━━━━━ STORED RECORDS ━━━━━

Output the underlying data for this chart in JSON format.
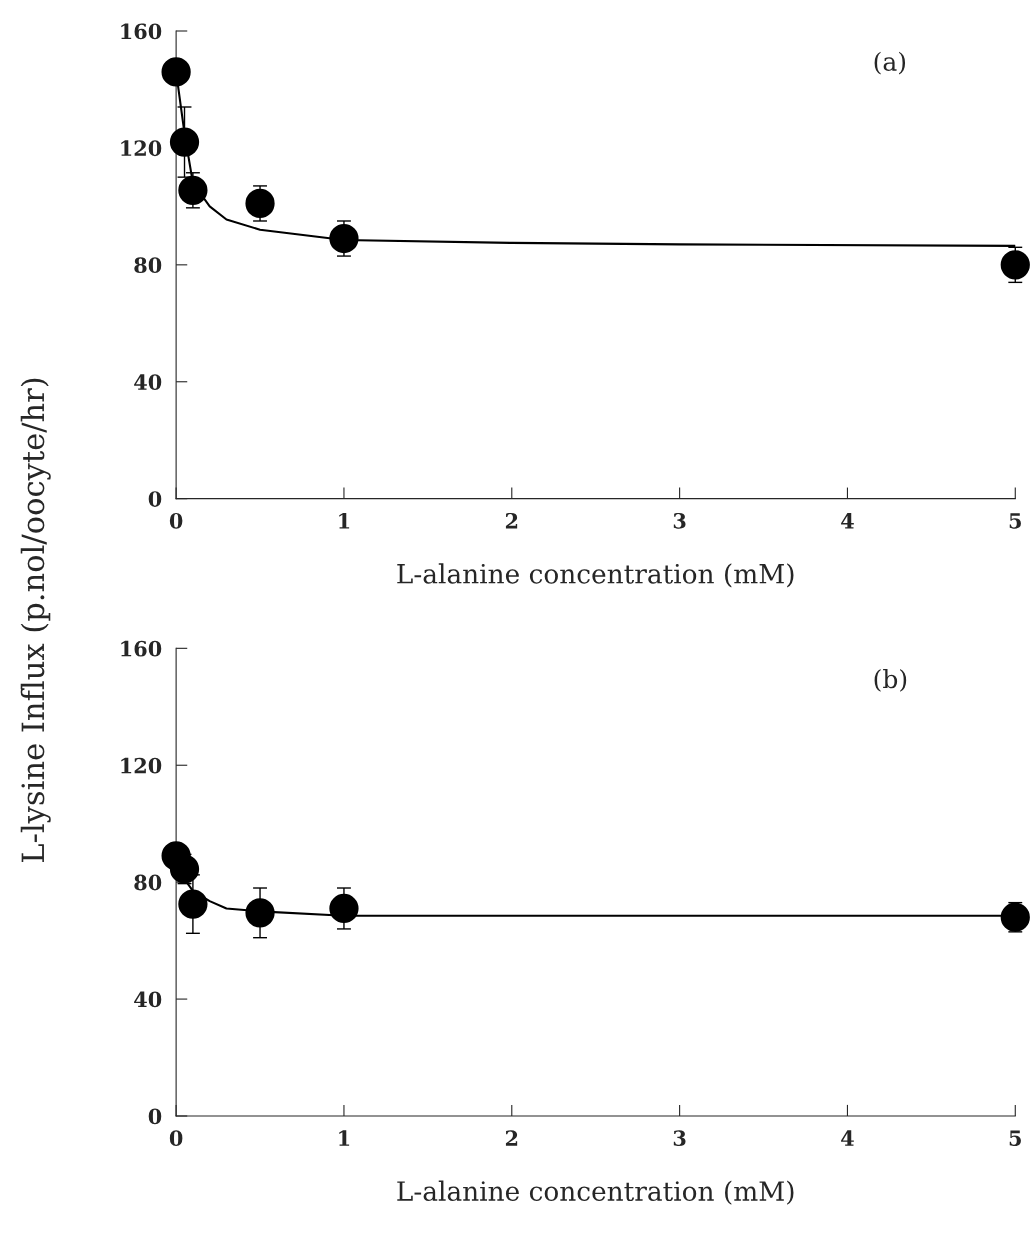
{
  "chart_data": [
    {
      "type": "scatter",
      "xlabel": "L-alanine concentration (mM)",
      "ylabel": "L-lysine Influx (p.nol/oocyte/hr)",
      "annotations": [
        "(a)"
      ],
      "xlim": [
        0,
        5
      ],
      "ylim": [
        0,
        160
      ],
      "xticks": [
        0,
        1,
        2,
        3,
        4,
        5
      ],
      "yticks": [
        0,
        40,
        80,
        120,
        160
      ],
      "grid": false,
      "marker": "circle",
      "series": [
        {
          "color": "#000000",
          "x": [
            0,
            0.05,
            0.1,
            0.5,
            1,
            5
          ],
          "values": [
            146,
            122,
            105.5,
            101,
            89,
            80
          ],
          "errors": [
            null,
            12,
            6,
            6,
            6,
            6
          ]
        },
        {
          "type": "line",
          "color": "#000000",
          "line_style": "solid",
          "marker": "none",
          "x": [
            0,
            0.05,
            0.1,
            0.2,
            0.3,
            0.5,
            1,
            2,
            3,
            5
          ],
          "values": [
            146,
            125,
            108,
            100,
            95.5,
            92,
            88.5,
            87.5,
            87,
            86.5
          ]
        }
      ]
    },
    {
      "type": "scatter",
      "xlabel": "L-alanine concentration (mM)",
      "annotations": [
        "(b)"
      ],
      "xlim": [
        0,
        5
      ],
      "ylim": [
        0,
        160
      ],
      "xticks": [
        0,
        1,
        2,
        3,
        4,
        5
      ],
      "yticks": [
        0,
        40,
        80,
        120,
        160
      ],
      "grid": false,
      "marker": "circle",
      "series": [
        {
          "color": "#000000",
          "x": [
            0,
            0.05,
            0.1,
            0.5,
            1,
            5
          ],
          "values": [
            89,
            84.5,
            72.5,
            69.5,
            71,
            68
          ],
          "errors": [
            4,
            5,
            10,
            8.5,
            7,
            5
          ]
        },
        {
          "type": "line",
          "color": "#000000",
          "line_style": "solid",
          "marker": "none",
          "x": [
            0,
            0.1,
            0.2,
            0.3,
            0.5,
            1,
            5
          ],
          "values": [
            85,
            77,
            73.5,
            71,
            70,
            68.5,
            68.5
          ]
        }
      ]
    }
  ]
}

━━━━━

Omit each picture, then return all of the listing exactly as it stands.

Output the underlying data for this chart in JSON format.
{
  "chart_data": [
    {
      "type": "scatter",
      "xlabel": "L-alanine concentration (mM)",
      "ylabel": "L-lysine Influx (p.nol/oocyte/hr)",
      "annotations": [
        "(a)"
      ],
      "xlim": [
        0,
        5
      ],
      "ylim": [
        0,
        160
      ],
      "xticks": [
        0,
        1,
        2,
        3,
        4,
        5
      ],
      "yticks": [
        0,
        40,
        80,
        120,
        160
      ],
      "grid": false,
      "marker": "circle",
      "series": [
        {
          "color": "#000000",
          "x": [
            0,
            0.05,
            0.1,
            0.5,
            1,
            5
          ],
          "values": [
            146,
            122,
            105.5,
            101,
            89,
            80
          ],
          "errors": [
            null,
            12,
            6,
            6,
            6,
            6
          ]
        },
        {
          "type": "line",
          "color": "#000000",
          "line_style": "solid",
          "marker": "none",
          "x": [
            0,
            0.05,
            0.1,
            0.2,
            0.3,
            0.5,
            1,
            2,
            3,
            5
          ],
          "values": [
            146,
            125,
            108,
            100,
            95.5,
            92,
            88.5,
            87.5,
            87,
            86.5
          ]
        }
      ]
    },
    {
      "type": "scatter",
      "xlabel": "L-alanine concentration (mM)",
      "annotations": [
        "(b)"
      ],
      "xlim": [
        0,
        5
      ],
      "ylim": [
        0,
        160
      ],
      "xticks": [
        0,
        1,
        2,
        3,
        4,
        5
      ],
      "yticks": [
        0,
        40,
        80,
        120,
        160
      ],
      "grid": false,
      "marker": "circle",
      "series": [
        {
          "color": "#000000",
          "x": [
            0,
            0.05,
            0.1,
            0.5,
            1,
            5
          ],
          "values": [
            89,
            84.5,
            72.5,
            69.5,
            71,
            68
          ],
          "errors": [
            4,
            5,
            10,
            8.5,
            7,
            5
          ]
        },
        {
          "type": "line",
          "color": "#000000",
          "line_style": "solid",
          "marker": "none",
          "x": [
            0,
            0.1,
            0.2,
            0.3,
            0.5,
            1,
            5
          ],
          "values": [
            85,
            77,
            73.5,
            71,
            70,
            68.5,
            68.5
          ]
        }
      ]
    }
  ]
}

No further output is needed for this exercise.